== WHAT IS EXPECTED ==
Tally the lines that include "shortcut". Output the number only.

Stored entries
-=-=-
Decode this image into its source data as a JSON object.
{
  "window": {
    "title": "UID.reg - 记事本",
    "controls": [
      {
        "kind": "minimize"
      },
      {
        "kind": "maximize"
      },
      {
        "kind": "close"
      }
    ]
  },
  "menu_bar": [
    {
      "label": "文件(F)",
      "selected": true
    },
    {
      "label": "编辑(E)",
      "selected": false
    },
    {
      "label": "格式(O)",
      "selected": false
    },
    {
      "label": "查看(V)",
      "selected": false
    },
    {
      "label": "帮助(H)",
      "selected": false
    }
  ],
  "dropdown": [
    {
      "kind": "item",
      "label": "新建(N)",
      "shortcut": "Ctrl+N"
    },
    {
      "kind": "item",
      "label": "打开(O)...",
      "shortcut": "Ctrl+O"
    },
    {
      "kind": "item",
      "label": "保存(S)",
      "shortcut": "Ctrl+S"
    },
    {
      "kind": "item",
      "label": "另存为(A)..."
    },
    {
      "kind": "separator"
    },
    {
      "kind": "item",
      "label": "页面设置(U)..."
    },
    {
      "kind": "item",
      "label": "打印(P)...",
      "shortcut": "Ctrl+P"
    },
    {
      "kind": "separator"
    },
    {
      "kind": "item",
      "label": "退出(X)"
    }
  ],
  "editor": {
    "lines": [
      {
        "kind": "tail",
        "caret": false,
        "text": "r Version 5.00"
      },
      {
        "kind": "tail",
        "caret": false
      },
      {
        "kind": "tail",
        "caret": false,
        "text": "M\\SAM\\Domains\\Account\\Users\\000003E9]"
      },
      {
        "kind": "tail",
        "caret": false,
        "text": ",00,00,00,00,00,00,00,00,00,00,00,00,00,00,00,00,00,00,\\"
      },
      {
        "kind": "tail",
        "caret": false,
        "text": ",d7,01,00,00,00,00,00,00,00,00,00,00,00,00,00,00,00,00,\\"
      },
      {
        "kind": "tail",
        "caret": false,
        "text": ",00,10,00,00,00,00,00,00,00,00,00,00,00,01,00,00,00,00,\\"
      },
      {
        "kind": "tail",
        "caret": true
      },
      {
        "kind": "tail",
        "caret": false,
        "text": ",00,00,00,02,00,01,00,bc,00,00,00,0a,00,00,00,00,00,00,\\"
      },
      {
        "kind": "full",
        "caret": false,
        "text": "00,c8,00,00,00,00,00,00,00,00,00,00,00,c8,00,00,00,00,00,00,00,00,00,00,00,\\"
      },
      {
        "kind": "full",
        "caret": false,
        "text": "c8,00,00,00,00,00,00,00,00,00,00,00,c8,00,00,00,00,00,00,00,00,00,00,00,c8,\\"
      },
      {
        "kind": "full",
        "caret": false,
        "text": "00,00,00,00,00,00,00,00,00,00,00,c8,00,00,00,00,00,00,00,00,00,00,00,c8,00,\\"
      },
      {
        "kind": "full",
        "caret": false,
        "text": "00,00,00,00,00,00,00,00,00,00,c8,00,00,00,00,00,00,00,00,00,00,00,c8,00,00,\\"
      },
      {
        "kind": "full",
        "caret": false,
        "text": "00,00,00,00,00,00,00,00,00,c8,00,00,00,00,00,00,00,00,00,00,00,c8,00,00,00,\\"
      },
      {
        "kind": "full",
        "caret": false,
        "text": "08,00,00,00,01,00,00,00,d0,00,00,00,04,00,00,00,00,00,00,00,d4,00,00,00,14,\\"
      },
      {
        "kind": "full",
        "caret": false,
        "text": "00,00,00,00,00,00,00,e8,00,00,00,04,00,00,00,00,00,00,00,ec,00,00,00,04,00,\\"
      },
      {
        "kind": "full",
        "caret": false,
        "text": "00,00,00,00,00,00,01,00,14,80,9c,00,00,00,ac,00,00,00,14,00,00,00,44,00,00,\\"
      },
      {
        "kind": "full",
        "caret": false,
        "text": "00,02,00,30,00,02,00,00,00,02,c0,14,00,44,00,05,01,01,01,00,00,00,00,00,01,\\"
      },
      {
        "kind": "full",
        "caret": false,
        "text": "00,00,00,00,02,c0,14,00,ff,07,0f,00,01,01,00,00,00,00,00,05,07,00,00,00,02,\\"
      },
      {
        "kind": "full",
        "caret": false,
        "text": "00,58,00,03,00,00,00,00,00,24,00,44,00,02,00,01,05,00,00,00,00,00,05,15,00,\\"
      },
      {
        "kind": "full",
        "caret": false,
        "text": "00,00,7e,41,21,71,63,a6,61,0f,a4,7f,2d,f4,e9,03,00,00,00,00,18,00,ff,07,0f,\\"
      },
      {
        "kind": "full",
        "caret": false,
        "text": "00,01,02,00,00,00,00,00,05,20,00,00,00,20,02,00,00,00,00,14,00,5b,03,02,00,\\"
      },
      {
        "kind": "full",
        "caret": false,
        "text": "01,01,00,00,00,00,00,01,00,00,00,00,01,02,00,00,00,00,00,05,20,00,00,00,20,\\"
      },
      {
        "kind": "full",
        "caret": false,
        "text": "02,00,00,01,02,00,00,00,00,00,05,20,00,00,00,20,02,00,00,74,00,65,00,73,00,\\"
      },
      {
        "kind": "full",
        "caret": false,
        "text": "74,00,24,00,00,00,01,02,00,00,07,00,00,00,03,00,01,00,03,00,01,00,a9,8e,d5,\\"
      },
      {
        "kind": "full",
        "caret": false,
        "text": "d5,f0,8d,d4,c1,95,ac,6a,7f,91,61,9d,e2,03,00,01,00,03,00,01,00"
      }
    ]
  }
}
-=-=-
== RESULT OF THIS TASK ==
4